▶ **REQUIREMENTS**:
Among the entries, which lines carry the string "value"? Copy each of them.

▶ **Entries taken from a collection**:

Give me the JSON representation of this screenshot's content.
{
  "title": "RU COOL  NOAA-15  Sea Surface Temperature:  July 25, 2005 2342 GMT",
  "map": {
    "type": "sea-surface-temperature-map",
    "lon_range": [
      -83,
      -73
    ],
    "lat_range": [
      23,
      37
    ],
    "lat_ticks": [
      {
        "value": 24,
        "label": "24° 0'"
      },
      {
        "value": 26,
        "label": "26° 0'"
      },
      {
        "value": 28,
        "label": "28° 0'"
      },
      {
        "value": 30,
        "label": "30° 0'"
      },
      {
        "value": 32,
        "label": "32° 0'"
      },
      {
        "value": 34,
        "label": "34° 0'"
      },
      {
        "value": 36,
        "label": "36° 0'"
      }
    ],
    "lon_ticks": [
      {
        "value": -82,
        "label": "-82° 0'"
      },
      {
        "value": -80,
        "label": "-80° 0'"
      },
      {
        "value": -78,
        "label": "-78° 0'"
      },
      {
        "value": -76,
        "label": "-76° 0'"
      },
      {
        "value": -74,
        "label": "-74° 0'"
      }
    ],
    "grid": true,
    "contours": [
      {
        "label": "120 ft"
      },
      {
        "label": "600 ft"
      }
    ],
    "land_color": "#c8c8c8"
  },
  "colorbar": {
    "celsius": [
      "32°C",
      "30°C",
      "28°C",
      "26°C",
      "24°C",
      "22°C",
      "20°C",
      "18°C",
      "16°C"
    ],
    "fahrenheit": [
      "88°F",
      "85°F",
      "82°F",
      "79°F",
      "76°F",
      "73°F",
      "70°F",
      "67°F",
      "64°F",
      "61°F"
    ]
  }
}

▶ **RESPONSE TO THE TASK**:
        "value": 24,
        "value": 26,
        "value": 28,
        "value": 30,
        "value": 32,
        "value": 34,
        "value": 36,
        "value": -82,
        "value": -80,
        "value": -78,
        "value": -76,
        "value": -74,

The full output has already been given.